'''
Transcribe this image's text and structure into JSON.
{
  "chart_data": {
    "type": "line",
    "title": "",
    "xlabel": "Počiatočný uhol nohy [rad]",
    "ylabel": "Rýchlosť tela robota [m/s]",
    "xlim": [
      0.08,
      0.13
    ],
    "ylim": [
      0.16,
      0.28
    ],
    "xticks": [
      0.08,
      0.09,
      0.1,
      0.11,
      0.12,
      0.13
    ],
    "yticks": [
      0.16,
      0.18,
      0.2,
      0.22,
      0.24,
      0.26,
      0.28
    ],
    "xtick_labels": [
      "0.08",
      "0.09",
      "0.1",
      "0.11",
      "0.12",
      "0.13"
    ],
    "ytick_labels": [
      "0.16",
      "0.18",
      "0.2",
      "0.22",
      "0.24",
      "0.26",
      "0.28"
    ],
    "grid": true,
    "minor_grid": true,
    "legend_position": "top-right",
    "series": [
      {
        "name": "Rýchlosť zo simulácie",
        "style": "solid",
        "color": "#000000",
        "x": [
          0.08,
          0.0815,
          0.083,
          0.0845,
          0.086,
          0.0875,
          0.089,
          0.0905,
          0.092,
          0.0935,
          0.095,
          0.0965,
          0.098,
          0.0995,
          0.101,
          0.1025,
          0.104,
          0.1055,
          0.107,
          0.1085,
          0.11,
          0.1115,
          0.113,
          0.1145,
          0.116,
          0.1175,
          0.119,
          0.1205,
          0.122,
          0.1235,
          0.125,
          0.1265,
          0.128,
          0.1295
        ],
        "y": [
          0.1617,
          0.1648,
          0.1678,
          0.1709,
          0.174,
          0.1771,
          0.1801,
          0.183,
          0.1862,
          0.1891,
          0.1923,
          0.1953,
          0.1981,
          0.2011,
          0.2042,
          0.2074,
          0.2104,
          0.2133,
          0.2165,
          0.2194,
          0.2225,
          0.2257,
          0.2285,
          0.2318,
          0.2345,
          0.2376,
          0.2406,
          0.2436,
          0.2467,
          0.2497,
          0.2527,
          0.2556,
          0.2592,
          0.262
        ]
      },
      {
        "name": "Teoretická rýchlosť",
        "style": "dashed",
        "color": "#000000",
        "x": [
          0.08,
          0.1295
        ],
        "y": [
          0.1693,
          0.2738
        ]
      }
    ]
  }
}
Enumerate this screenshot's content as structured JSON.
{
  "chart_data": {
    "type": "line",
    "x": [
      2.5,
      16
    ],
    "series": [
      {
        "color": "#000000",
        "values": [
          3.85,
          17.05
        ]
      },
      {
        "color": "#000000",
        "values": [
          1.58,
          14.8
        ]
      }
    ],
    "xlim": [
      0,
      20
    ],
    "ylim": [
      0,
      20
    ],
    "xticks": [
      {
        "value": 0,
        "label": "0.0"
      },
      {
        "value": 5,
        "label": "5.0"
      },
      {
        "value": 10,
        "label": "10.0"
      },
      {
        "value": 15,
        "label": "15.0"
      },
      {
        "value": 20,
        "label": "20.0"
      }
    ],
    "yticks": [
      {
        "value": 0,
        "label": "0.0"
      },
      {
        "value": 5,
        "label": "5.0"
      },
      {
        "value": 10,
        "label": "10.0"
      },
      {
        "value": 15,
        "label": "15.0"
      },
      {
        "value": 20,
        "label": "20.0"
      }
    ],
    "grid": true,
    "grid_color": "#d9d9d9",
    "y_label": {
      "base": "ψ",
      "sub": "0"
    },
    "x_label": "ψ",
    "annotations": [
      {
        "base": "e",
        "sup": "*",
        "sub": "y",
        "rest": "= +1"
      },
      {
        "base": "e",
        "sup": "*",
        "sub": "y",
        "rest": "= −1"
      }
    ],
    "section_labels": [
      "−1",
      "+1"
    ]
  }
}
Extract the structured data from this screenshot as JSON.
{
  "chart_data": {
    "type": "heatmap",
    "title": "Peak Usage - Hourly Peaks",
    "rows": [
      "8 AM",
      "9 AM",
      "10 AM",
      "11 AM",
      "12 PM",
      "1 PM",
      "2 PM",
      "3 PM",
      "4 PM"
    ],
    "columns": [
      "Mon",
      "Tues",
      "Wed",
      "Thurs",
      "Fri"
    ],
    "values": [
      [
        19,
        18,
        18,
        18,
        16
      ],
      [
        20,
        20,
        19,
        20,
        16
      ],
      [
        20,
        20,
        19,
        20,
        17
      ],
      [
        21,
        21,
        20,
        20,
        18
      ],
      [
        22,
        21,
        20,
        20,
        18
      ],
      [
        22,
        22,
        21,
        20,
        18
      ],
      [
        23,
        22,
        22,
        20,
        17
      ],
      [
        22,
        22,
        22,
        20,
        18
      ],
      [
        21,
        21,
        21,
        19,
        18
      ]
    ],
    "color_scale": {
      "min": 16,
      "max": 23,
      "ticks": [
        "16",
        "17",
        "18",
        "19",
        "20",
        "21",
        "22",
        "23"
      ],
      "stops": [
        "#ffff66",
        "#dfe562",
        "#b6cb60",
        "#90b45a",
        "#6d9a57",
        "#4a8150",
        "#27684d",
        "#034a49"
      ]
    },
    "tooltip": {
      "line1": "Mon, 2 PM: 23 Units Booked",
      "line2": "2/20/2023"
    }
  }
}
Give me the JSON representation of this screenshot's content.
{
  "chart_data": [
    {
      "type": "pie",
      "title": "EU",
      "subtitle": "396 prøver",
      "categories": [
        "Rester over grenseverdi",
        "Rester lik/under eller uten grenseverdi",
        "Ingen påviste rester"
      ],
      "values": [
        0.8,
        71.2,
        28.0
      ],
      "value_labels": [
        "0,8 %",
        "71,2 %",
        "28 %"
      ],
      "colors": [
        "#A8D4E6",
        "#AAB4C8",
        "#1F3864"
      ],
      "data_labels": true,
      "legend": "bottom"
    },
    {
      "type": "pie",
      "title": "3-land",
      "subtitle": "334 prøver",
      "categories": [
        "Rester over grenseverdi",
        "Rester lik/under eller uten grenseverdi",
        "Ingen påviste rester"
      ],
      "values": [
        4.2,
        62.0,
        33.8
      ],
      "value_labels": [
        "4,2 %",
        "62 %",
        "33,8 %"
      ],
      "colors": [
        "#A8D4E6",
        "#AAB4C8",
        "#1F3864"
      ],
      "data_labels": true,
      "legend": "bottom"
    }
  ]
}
'''
Retype the entries one by one, exactly.

Transcribe this image's text and structure into JSON.
{
  "chart_data": {
    "type": "line",
    "title": "",
    "xlabel": "Počiatočný uhol nohy [rad]",
    "ylabel": "Rýchlosť tela robota [m/s]",
    "xlim": [
      0.08,
      0.13
    ],
    "ylim": [
      0.16,
      0.28
    ],
    "xticks": [
      0.08,
      0.09,
      0.1,
      0.11,
      0.12,
      0.13
    ],
    "yticks": [
      0.16,
      0.18,
      0.2,
      0.22,
      0.24,
      0.26,
      0.28
    ],
    "xtick_labels": [
      "0.08",
      "0.09",
      "0.1",
      "0.11",
      "0.12",
      "0.13"
    ],
    "ytick_labels": [
      "0.16",
      "0.18",
      "0.2",
      "0.22",
      "0.24",
      "0.26",
      "0.28"
    ],
    "grid": true,
    "minor_grid": true,
    "legend_position": "top-right",
    "series": [
      {
        "name": "Rýchlosť zo simulácie",
        "style": "solid",
        "color": "#000000",
        "x": [
          0.08,
          0.0815,
          0.083,
          0.0845,
          0.086,
          0.0875,
          0.089,
          0.0905,
          0.092,
          0.0935,
          0.095,
          0.0965,
          0.098,
          0.0995,
          0.101,
          0.1025,
          0.104,
          0.1055,
          0.107,
          0.1085,
          0.11,
          0.1115,
          0.113,
          0.1145,
          0.116,
          0.1175,
          0.119,
          0.1205,
          0.122,
          0.1235,
          0.125,
          0.1265,
          0.128,
          0.1295
        ],
        "y": [
          0.1617,
          0.1648,
          0.1678,
          0.1709,
          0.174,
          0.1771,
          0.1801,
          0.183,
          0.1862,
          0.1891,
          0.1923,
          0.1953,
          0.1981,
          0.2011,
          0.2042,
          0.2074,
          0.2104,
          0.2133,
          0.2165,
          0.2194,
          0.2225,
          0.2257,
          0.2285,
          0.2318,
          0.2345,
          0.2376,
          0.2406,
          0.2436,
          0.2467,
          0.2497,
          0.2527,
          0.2556,
          0.2592,
          0.262
        ]
      },
      {
        "name": "Teoretická rýchlosť",
        "style": "dashed",
        "color": "#000000",
        "x": [
          0.08,
          0.1295
        ],
        "y": [
          0.1693,
          0.2738
        ]
      }
    ]
  }
}
Enumerate this screenshot's content as structured JSON.
{
  "chart_data": {
    "type": "line",
    "x": [
      2.5,
      16
    ],
    "series": [
      {
        "color": "#000000",
        "values": [
          3.85,
          17.05
        ]
      },
      {
        "color": "#000000",
        "values": [
          1.58,
          14.8
        ]
      }
    ],
    "xlim": [
      0,
      20
    ],
    "ylim": [
      0,
      20
    ],
    "xticks": [
      {
        "value": 0,
        "label": "0.0"
      },
      {
        "value": 5,
        "label": "5.0"
      },
      {
        "value": 10,
        "label": "10.0"
      },
      {
        "value": 15,
        "label": "15.0"
      },
      {
        "value": 20,
        "label": "20.0"
      }
    ],
    "yticks": [
      {
        "value": 0,
        "label": "0.0"
      },
      {
        "value": 5,
        "label": "5.0"
      },
      {
        "value": 10,
        "label": "10.0"
      },
      {
        "value": 15,
        "label": "15.0"
      },
      {
        "value": 20,
        "label": "20.0"
      }
    ],
    "grid": true,
    "grid_color": "#d9d9d9",
    "y_label": {
      "base": "ψ",
      "sub": "0"
    },
    "x_label": "ψ",
    "annotations": [
      {
        "base": "e",
        "sup": "*",
        "sub": "y",
        "rest": "= +1"
      },
      {
        "base": "e",
        "sup": "*",
        "sub": "y",
        "rest": "= −1"
      }
    ],
    "section_labels": [
      "−1",
      "+1"
    ]
  }
}
Extract the structured data from this screenshot as JSON.
{
  "chart_data": {
    "type": "heatmap",
    "title": "Peak Usage - Hourly Peaks",
    "rows": [
      "8 AM",
      "9 AM",
      "10 AM",
      "11 AM",
      "12 PM",
      "1 PM",
      "2 PM",
      "3 PM",
      "4 PM"
    ],
    "columns": [
      "Mon",
      "Tues",
      "Wed",
      "Thurs",
      "Fri"
    ],
    "values": [
      [
        19,
        18,
        18,
        18,
        16
      ],
      [
        20,
        20,
        19,
        20,
        16
      ],
      [
        20,
        20,
        19,
        20,
        17
      ],
      [
        21,
        21,
        20,
        20,
        18
      ],
      [
        22,
        21,
        20,
        20,
        18
      ],
      [
        22,
        22,
        21,
        20,
        18
      ],
      [
        23,
        22,
        22,
        20,
        17
      ],
      [
        22,
        22,
        22,
        20,
        18
      ],
      [
        21,
        21,
        21,
        19,
        18
      ]
    ],
    "color_scale": {
      "min": 16,
      "max": 23,
      "ticks": [
        "16",
        "17",
        "18",
        "19",
        "20",
        "21",
        "22",
        "23"
      ],
      "stops": [
        "#ffff66",
        "#dfe562",
        "#b6cb60",
        "#90b45a",
        "#6d9a57",
        "#4a8150",
        "#27684d",
        "#034a49"
      ]
    },
    "tooltip": {
      "line1": "Mon, 2 PM: 23 Units Booked",
      "line2": "2/20/2023"
    }
  }
}
Give me the JSON representation of this screenshot's content.
{
  "chart_data": [
    {
      "type": "pie",
      "title": "EU",
      "subtitle": "396 prøver",
      "categories": [
        "Rester over grenseverdi",
        "Rester lik/under eller uten grenseverdi",
        "Ingen påviste rester"
      ],
      "values": [
        0.8,
        71.2,
        28.0
      ],
      "value_labels": [
        "0,8 %",
        "71,2 %",
        "28 %"
      ],
      "colors": [
        "#A8D4E6",
        "#AAB4C8",
        "#1F3864"
      ],
      "data_labels": true,
      "legend": "bottom"
    },
    {
      "type": "pie",
      "title": "3-land",
      "subtitle": "334 prøver",
      "categories": [
        "Rester over grenseverdi",
        "Rester lik/under eller uten grenseverdi",
        "Ingen påviste rester"
      ],
      "values": [
        4.2,
        62.0,
        33.8
      ],
      "value_labels": [
        "4,2 %",
        "62 %",
        "33,8 %"
      ],
      "colors": [
        "#A8D4E6",
        "#AAB4C8",
        "#1F3864"
      ],
      "data_labels": true,
      "legend": "bottom"
    }
  ]
}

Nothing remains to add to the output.